» **WORKING DATA**:
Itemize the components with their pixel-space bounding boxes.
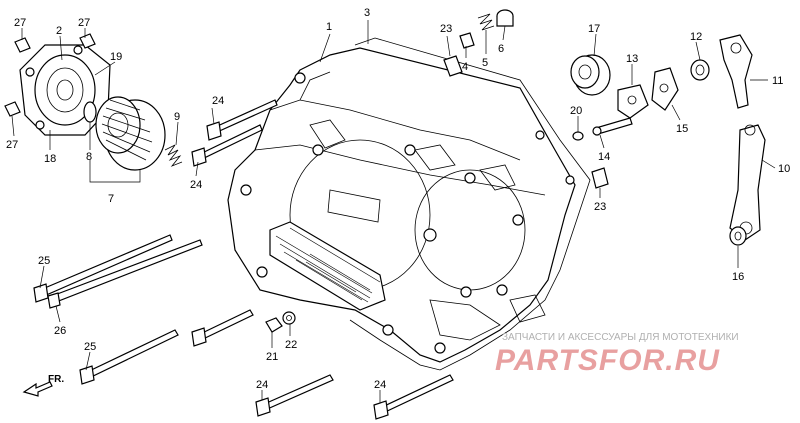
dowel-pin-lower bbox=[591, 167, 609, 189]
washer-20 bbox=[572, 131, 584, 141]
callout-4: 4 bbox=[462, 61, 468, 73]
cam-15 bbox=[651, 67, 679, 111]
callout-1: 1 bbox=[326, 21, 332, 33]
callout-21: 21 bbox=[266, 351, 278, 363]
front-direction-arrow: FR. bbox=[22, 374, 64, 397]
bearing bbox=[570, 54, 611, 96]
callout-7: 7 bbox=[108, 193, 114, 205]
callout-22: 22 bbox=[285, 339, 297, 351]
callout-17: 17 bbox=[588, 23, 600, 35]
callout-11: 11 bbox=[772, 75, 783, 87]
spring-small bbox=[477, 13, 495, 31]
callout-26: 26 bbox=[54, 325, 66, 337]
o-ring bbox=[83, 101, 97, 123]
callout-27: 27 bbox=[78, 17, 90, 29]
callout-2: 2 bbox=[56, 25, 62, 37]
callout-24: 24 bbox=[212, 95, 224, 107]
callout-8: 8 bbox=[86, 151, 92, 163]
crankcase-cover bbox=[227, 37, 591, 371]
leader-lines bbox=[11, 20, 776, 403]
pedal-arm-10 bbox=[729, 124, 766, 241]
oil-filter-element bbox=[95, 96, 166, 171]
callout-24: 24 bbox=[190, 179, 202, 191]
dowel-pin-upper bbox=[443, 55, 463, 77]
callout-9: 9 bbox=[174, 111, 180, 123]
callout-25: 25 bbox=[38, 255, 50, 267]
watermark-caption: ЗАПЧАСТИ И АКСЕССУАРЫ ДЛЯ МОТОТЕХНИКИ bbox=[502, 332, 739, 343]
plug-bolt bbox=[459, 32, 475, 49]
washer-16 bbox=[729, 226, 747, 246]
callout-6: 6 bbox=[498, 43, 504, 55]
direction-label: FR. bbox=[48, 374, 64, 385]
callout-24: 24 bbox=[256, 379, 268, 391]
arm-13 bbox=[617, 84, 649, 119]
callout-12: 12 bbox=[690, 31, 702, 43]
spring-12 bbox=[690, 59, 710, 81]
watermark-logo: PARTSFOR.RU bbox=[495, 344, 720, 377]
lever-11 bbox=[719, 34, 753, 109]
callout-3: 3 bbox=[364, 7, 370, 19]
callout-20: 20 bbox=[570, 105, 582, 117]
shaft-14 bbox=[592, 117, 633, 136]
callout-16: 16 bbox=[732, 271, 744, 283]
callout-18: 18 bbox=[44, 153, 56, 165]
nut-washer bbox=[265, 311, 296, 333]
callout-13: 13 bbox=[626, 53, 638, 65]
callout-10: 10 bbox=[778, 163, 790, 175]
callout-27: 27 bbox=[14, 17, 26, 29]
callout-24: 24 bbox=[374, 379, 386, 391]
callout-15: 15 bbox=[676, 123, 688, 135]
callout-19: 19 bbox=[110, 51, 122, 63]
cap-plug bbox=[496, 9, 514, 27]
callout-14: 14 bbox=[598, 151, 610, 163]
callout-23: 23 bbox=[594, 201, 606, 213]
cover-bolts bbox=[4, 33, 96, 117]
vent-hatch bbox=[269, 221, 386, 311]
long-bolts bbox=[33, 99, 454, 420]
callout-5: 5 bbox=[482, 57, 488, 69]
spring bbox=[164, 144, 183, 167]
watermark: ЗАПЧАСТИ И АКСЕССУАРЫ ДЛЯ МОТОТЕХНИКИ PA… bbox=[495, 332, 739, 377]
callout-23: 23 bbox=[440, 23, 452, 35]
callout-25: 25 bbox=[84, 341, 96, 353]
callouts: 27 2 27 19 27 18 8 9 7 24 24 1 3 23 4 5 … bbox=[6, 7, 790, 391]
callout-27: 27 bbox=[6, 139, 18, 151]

» **WHAT THE EXERCISE ASKS**: Reproduce every line of the material above word for word, leaving out the pictures.

» **TASK ANSWER**:
Itemize the components with their pixel-space bounding boxes.
dowel-pin-lower bbox=[591, 167, 609, 189]
washer-20 bbox=[572, 131, 584, 141]
callout-4: 4 bbox=[462, 61, 468, 73]
cam-15 bbox=[651, 67, 679, 111]
callout-1: 1 bbox=[326, 21, 332, 33]
callout-21: 21 bbox=[266, 351, 278, 363]
front-direction-arrow: FR. bbox=[22, 374, 64, 397]
bearing bbox=[570, 54, 611, 96]
callout-7: 7 bbox=[108, 193, 114, 205]
callout-22: 22 bbox=[285, 339, 297, 351]
callout-17: 17 bbox=[588, 23, 600, 35]
callout-11: 11 bbox=[772, 75, 783, 87]
spring-small bbox=[477, 13, 495, 31]
callout-26: 26 bbox=[54, 325, 66, 337]
o-ring bbox=[83, 101, 97, 123]
callout-27: 27 bbox=[78, 17, 90, 29]
callout-2: 2 bbox=[56, 25, 62, 37]
callout-24: 24 bbox=[212, 95, 224, 107]
callout-8: 8 bbox=[86, 151, 92, 163]
crankcase-cover bbox=[227, 37, 591, 371]
leader-lines bbox=[11, 20, 776, 403]
pedal-arm-10 bbox=[729, 124, 766, 241]
oil-filter-element bbox=[95, 96, 166, 171]
callout-24: 24 bbox=[190, 179, 202, 191]
dowel-pin-upper bbox=[443, 55, 463, 77]
callout-9: 9 bbox=[174, 111, 180, 123]
callout-25: 25 bbox=[38, 255, 50, 267]
watermark-caption: ЗАПЧАСТИ И АКСЕССУАРЫ ДЛЯ МОТОТЕХНИКИ bbox=[502, 332, 739, 343]
plug-bolt bbox=[459, 32, 475, 49]
washer-16 bbox=[729, 226, 747, 246]
callout-6: 6 bbox=[498, 43, 504, 55]
direction-label: FR. bbox=[48, 374, 64, 385]
callout-24: 24 bbox=[256, 379, 268, 391]
arm-13 bbox=[617, 84, 649, 119]
callout-12: 12 bbox=[690, 31, 702, 43]
spring-12 bbox=[690, 59, 710, 81]
watermark-logo: PARTSFOR.RU bbox=[495, 344, 720, 377]
lever-11 bbox=[719, 34, 753, 109]
callout-3: 3 bbox=[364, 7, 370, 19]
callout-20: 20 bbox=[570, 105, 582, 117]
shaft-14 bbox=[592, 117, 633, 136]
callout-16: 16 bbox=[732, 271, 744, 283]
callout-18: 18 bbox=[44, 153, 56, 165]
nut-washer bbox=[265, 311, 296, 333]
callout-13: 13 bbox=[626, 53, 638, 65]
callout-10: 10 bbox=[778, 163, 790, 175]
callout-27: 27 bbox=[14, 17, 26, 29]
callout-24: 24 bbox=[374, 379, 386, 391]
callout-15: 15 bbox=[676, 123, 688, 135]
callout-19: 19 bbox=[110, 51, 122, 63]
cap-plug bbox=[496, 9, 514, 27]
callout-14: 14 bbox=[598, 151, 610, 163]
callout-23: 23 bbox=[594, 201, 606, 213]
cover-bolts bbox=[4, 33, 96, 117]
vent-hatch bbox=[269, 221, 386, 311]
long-bolts bbox=[33, 99, 454, 420]
callout-5: 5 bbox=[482, 57, 488, 69]
spring bbox=[164, 144, 183, 167]
watermark: ЗАПЧАСТИ И АКСЕССУАРЫ ДЛЯ МОТОТЕХНИКИ PA… bbox=[495, 332, 739, 377]
callout-23: 23 bbox=[440, 23, 452, 35]
callout-25: 25 bbox=[84, 341, 96, 353]
callouts: 27 2 27 19 27 18 8 9 7 24 24 1 3 23 4 5 … bbox=[6, 7, 790, 391]
callout-27: 27 bbox=[6, 139, 18, 151]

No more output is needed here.